What needs to be done: What follows is a block of records; restate each one word for word.
**** Dataset rows ****
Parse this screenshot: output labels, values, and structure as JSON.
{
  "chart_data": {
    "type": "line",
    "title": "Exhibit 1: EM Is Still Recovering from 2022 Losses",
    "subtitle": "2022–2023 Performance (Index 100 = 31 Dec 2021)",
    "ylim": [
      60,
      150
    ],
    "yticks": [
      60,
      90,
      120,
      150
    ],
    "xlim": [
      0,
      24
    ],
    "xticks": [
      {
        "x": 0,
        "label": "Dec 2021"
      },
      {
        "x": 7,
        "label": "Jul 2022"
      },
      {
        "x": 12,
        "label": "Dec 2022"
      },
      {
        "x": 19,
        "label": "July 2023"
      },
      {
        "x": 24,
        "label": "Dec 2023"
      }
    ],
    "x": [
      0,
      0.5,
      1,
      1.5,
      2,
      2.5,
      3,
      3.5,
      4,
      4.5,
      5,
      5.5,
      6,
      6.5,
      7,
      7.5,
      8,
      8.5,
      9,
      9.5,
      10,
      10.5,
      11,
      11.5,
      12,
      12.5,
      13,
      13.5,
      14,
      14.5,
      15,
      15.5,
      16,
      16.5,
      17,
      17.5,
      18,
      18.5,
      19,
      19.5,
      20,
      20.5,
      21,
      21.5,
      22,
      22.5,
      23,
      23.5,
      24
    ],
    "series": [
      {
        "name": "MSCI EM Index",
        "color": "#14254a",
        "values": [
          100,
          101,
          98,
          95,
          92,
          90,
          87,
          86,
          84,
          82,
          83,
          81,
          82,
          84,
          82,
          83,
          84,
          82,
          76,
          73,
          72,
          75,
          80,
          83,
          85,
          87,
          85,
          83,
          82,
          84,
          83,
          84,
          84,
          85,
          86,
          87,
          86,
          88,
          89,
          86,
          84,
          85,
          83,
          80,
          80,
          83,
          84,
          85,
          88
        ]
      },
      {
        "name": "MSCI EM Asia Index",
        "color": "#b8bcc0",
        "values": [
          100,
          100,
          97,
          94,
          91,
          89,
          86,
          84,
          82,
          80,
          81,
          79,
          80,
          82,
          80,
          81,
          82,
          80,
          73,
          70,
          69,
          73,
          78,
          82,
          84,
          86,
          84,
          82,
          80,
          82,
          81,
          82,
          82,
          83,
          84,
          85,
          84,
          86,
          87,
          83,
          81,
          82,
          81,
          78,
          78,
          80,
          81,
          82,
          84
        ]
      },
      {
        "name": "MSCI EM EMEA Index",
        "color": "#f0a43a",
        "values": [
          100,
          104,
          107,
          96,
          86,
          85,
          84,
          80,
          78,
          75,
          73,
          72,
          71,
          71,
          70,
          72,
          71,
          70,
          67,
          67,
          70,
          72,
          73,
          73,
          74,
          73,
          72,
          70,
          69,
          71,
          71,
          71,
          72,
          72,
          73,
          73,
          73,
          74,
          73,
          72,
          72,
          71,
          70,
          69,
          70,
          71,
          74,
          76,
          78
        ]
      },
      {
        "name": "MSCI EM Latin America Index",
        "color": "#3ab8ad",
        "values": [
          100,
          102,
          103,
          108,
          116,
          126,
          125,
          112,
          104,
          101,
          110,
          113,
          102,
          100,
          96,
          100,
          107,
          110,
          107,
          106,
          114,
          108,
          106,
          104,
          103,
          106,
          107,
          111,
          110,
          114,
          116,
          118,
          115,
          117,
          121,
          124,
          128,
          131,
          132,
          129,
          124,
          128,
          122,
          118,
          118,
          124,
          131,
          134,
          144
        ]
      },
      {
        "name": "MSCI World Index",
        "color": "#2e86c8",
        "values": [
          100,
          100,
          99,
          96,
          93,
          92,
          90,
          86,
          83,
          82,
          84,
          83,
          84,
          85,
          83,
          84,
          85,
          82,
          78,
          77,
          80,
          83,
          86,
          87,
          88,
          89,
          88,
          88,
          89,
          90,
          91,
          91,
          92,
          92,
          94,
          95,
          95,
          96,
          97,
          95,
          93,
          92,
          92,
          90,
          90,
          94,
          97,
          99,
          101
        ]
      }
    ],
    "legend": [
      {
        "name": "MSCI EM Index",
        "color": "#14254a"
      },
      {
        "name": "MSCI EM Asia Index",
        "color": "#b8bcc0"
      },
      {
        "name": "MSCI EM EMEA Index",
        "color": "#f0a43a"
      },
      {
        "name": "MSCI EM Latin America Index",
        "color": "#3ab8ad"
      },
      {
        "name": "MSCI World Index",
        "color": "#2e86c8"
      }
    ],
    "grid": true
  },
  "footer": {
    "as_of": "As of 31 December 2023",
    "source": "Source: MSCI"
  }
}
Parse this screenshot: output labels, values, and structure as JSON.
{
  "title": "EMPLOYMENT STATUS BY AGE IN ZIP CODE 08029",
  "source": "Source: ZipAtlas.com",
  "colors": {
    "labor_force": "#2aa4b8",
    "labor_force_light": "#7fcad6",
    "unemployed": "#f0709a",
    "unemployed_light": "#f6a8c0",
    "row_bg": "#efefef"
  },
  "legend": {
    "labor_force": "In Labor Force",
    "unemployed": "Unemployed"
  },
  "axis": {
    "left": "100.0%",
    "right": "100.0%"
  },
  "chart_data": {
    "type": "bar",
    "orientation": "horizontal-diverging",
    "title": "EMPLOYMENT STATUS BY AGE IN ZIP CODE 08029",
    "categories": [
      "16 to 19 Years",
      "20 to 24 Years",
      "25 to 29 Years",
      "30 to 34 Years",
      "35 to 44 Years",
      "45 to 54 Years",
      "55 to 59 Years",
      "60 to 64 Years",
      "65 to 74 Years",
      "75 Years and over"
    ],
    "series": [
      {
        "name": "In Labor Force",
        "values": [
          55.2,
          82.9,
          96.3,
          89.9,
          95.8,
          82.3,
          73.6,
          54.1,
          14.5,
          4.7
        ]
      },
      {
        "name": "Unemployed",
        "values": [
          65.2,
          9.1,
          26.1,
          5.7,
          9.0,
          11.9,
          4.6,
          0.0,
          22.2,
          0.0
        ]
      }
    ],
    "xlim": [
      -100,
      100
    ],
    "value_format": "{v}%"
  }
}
****
Written solution:
Parse this screenshot: output labels, values, and structure as JSON.
{
  "chart_data": {
    "type": "line",
    "title": "Exhibit 1: EM Is Still Recovering from 2022 Losses",
    "subtitle": "2022–2023 Performance (Index 100 = 31 Dec 2021)",
    "ylim": [
      60,
      150
    ],
    "yticks": [
      60,
      90,
      120,
      150
    ],
    "xlim": [
      0,
      24
    ],
    "xticks": [
      {
        "x": 0,
        "label": "Dec 2021"
      },
      {
        "x": 7,
        "label": "Jul 2022"
      },
      {
        "x": 12,
        "label": "Dec 2022"
      },
      {
        "x": 19,
        "label": "July 2023"
      },
      {
        "x": 24,
        "label": "Dec 2023"
      }
    ],
    "x": [
      0,
      0.5,
      1,
      1.5,
      2,
      2.5,
      3,
      3.5,
      4,
      4.5,
      5,
      5.5,
      6,
      6.5,
      7,
      7.5,
      8,
      8.5,
      9,
      9.5,
      10,
      10.5,
      11,
      11.5,
      12,
      12.5,
      13,
      13.5,
      14,
      14.5,
      15,
      15.5,
      16,
      16.5,
      17,
      17.5,
      18,
      18.5,
      19,
      19.5,
      20,
      20.5,
      21,
      21.5,
      22,
      22.5,
      23,
      23.5,
      24
    ],
    "series": [
      {
        "name": "MSCI EM Index",
        "color": "#14254a",
        "values": [
          100,
          101,
          98,
          95,
          92,
          90,
          87,
          86,
          84,
          82,
          83,
          81,
          82,
          84,
          82,
          83,
          84,
          82,
          76,
          73,
          72,
          75,
          80,
          83,
          85,
          87,
          85,
          83,
          82,
          84,
          83,
          84,
          84,
          85,
          86,
          87,
          86,
          88,
          89,
          86,
          84,
          85,
          83,
          80,
          80,
          83,
          84,
          85,
          88
        ]
      },
      {
        "name": "MSCI EM Asia Index",
        "color": "#b8bcc0",
        "values": [
          100,
          100,
          97,
          94,
          91,
          89,
          86,
          84,
          82,
          80,
          81,
          79,
          80,
          82,
          80,
          81,
          82,
          80,
          73,
          70,
          69,
          73,
          78,
          82,
          84,
          86,
          84,
          82,
          80,
          82,
          81,
          82,
          82,
          83,
          84,
          85,
          84,
          86,
          87,
          83,
          81,
          82,
          81,
          78,
          78,
          80,
          81,
          82,
          84
        ]
      },
      {
        "name": "MSCI EM EMEA Index",
        "color": "#f0a43a",
        "values": [
          100,
          104,
          107,
          96,
          86,
          85,
          84,
          80,
          78,
          75,
          73,
          72,
          71,
          71,
          70,
          72,
          71,
          70,
          67,
          67,
          70,
          72,
          73,
          73,
          74,
          73,
          72,
          70,
          69,
          71,
          71,
          71,
          72,
          72,
          73,
          73,
          73,
          74,
          73,
          72,
          72,
          71,
          70,
          69,
          70,
          71,
          74,
          76,
          78
        ]
      },
      {
        "name": "MSCI EM Latin America Index",
        "color": "#3ab8ad",
        "values": [
          100,
          102,
          103,
          108,
          116,
          126,
          125,
          112,
          104,
          101,
          110,
          113,
          102,
          100,
          96,
          100,
          107,
          110,
          107,
          106,
          114,
          108,
          106,
          104,
          103,
          106,
          107,
          111,
          110,
          114,
          116,
          118,
          115,
          117,
          121,
          124,
          128,
          131,
          132,
          129,
          124,
          128,
          122,
          118,
          118,
          124,
          131,
          134,
          144
        ]
      },
      {
        "name": "MSCI World Index",
        "color": "#2e86c8",
        "values": [
          100,
          100,
          99,
          96,
          93,
          92,
          90,
          86,
          83,
          82,
          84,
          83,
          84,
          85,
          83,
          84,
          85,
          82,
          78,
          77,
          80,
          83,
          86,
          87,
          88,
          89,
          88,
          88,
          89,
          90,
          91,
          91,
          92,
          92,
          94,
          95,
          95,
          96,
          97,
          95,
          93,
          92,
          92,
          90,
          90,
          94,
          97,
          99,
          101
        ]
      }
    ],
    "legend": [
      {
        "name": "MSCI EM Index",
        "color": "#14254a"
      },
      {
        "name": "MSCI EM Asia Index",
        "color": "#b8bcc0"
      },
      {
        "name": "MSCI EM EMEA Index",
        "color": "#f0a43a"
      },
      {
        "name": "MSCI EM Latin America Index",
        "color": "#3ab8ad"
      },
      {
        "name": "MSCI World Index",
        "color": "#2e86c8"
      }
    ],
    "grid": true
  },
  "footer": {
    "as_of": "As of 31 December 2023",
    "source": "Source: MSCI"
  }
}
Parse this screenshot: output labels, values, and structure as JSON.
{
  "title": "EMPLOYMENT STATUS BY AGE IN ZIP CODE 08029",
  "source": "Source: ZipAtlas.com",
  "colors": {
    "labor_force": "#2aa4b8",
    "labor_force_light": "#7fcad6",
    "unemployed": "#f0709a",
    "unemployed_light": "#f6a8c0",
    "row_bg": "#efefef"
  },
  "legend": {
    "labor_force": "In Labor Force",
    "unemployed": "Unemployed"
  },
  "axis": {
    "left": "100.0%",
    "right": "100.0%"
  },
  "chart_data": {
    "type": "bar",
    "orientation": "horizontal-diverging",
    "title": "EMPLOYMENT STATUS BY AGE IN ZIP CODE 08029",
    "categories": [
      "16 to 19 Years",
      "20 to 24 Years",
      "25 to 29 Years",
      "30 to 34 Years",
      "35 to 44 Years",
      "45 to 54 Years",
      "55 to 59 Years",
      "60 to 64 Years",
      "65 to 74 Years",
      "75 Years and over"
    ],
    "series": [
      {
        "name": "In Labor Force",
        "values": [
          55.2,
          82.9,
          96.3,
          89.9,
          95.8,
          82.3,
          73.6,
          54.1,
          14.5,
          4.7
        ]
      },
      {
        "name": "Unemployed",
        "values": [
          65.2,
          9.1,
          26.1,
          5.7,
          9.0,
          11.9,
          4.6,
          0.0,
          22.2,
          0.0
        ]
      }
    ],
    "xlim": [
      -100,
      100
    ],
    "value_format": "{v}%"
  }
}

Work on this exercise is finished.